PAGE EXTRACT »
— Start —
Which Companies Really Work for You? How to tell if management is a shareholder's friend--or foe
By Lisa Gibbs With Cybele Weisser

(MONEY Magazine) – On a chilly April morning in Manhattan, nearly a dozen top investors gathered in the office of Christopher Davis, a portfolio manager at mutual fund company Davis Selected Advisors, to vent their frustration with the state of corporate America--and to see what they could do about it.

There was Vanguard founder Jack Bogle, who arranged the meeting. There was Legg Mason's Bill Miller, the fund superstar who has beaten Standard & Poor's 500-stock index for 11 straight years. Pension giants TIAA-CREF and Barclays Global Investors sent emissaries. Value manager Wally Weitz flew in from Nebraska. "There were two or three trillion dollars represented in that room," Weitz marvels.

For two hours these money machers aired their gripes, and there sure was plenty to gripe about. Ever since Enron's house of lies collapsed late last year, revelations of corporate abuses haven't let up. Allegations of accounting fraud at Global Crossing and Tyco. Huge personal loans to WorldCom's chief executive. Alleged misuse of corporate funds by the founding family at Adelphia Communications. A $77 million pay package for the CEO of barely profitable E-Trade. Insider trading charges at ImClone. "Grossly bad behavior," says Bogle, fuming at me-first management.

The outrages and the resulting crisis in investor confidence have prompted an unprecedented effort by regulators, shareholder activists, elected officials and business leaders to bolster corporate governance--the checks and balances that are supposed to make publicly traded companies accountable to shareholders. The New York Stock Exchange, for instance, is considering new standards aimed at, among other things, increasing the independence of boards of directors and giving shareholders more say in how companies dole out stock options to top executives. As for those high-powered managers who gathered in Chris Davis' offices, they're now drafting and debating a list of best practices, a kind of governance manifesto that they'd wield like a club to pressure uncooperative holdings to change their unfriendly ways. Says Davis: "We need to become much more vocal with our companies."

Some might argue that the only meaningful measure of shareholder friendliness is how much the stock goes up. Given recent events, that view seems painfully shortsighted. Indeed, there is evidence that, in the long run, companies that look out for shareholders make better investments. A 2001 National Bureau of Economic Research analysis of 1,500 stocks concludes that a portfolio of the companies with the fewest restrictions on shareholder rights earned 23% a year (annualized) between 1990 and 1999 vs. 14% for companies with the most restrictions. Good governance also can help safeguard against the risks of fraud and mismanagement, says Linda Selbach, head of governance for Barclays Global, which manages $790 billion: "You can be more confident in the future of a company that has good corporate governance."
— End —
WRITTEN INSTRUCTION 1 » According to the article on corporate governance, why is the view that "the only meaningful measure of shareholder friendliness is how much the stock goes up" shortsighted? Answer in one to three sentences.
WRITTEN INSTRUCTION 2 » Continue the article on corporate governance from where it stops.

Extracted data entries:
— Start —
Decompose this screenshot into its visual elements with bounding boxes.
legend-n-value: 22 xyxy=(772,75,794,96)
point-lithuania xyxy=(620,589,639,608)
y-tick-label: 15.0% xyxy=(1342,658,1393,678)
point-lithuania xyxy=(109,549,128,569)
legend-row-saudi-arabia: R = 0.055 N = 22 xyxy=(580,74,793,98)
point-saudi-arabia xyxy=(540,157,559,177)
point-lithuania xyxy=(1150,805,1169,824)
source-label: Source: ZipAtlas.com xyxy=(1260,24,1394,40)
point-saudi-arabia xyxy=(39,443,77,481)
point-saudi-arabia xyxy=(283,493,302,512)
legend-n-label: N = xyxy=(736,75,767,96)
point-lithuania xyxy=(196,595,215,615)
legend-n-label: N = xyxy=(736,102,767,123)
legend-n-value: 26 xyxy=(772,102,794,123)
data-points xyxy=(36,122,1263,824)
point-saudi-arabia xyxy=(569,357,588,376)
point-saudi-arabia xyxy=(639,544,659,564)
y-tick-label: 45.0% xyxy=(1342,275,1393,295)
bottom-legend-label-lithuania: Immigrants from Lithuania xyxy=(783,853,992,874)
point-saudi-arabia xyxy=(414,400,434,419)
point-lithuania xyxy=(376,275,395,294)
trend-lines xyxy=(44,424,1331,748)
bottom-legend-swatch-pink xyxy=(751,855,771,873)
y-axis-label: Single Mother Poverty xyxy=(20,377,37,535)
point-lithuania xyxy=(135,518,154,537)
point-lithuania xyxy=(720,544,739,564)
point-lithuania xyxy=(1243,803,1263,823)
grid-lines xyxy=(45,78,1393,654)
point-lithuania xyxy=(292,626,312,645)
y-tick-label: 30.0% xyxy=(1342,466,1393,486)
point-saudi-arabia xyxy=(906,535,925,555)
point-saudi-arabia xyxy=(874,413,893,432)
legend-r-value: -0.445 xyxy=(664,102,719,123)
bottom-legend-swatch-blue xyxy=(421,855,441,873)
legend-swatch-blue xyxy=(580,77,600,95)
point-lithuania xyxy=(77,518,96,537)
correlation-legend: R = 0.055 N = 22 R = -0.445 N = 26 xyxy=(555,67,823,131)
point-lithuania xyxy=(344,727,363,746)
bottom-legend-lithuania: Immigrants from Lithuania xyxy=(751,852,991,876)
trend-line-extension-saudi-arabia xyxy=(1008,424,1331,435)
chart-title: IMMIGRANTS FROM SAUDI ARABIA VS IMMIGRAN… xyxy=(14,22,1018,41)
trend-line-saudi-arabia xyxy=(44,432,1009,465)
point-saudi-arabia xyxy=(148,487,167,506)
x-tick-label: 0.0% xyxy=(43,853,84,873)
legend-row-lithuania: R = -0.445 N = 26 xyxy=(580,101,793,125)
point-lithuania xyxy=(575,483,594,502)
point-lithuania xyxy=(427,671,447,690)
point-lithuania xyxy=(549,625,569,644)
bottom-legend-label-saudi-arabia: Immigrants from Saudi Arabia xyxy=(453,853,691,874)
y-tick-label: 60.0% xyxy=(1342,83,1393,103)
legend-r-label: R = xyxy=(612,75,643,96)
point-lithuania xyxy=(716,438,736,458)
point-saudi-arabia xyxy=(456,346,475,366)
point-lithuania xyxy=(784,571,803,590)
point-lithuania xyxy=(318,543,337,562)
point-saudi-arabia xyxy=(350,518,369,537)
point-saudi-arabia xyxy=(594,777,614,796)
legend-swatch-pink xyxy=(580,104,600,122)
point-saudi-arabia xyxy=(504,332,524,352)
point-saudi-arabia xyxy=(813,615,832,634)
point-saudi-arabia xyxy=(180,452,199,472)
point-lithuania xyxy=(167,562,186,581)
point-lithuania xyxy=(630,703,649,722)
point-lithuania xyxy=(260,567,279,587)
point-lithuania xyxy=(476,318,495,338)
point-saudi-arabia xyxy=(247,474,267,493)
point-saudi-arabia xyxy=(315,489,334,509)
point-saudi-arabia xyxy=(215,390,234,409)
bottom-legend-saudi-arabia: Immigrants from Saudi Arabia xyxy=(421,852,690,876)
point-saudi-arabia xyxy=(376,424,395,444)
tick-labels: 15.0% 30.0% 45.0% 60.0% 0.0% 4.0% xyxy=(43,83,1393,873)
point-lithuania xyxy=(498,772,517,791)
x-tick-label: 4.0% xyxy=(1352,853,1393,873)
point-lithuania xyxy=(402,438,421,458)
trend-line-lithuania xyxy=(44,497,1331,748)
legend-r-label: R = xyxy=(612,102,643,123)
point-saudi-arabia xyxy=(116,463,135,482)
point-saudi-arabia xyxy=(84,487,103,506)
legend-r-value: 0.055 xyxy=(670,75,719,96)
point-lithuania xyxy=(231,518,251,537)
— End —
RESULT 1 » Given the recent corporate abuses, the article calls that view shortsighted because evidence shows that companies that look out for shareholders make better long-run investments. A 2001 National Bureau of Economic Research analysis found that the companies with the fewest restrictions on shareholder rights earned 23% a year from 1990 to 1999, compared with 14% for those with the most restrictions. Good governance can also help guard against the risks of fraud and mismanagement.

RESULT 2 »
For investors who lack the resources of a Barclays or the expertise of a Chris Davis, we've crafted a series of tests to help you assess any public company's corporate practices, focusing on three hot-button topics: board independence, overuse of stock options and manipulation of accounting rules to make earnings look good. We've also done some of the work for you. With the help of the proxy data service Investor Responsibility Research Center (IRRC), we've run the 50 biggest stocks through our good-governance criteria. We review some of the results here; complete data are posted on our website, www.money.com.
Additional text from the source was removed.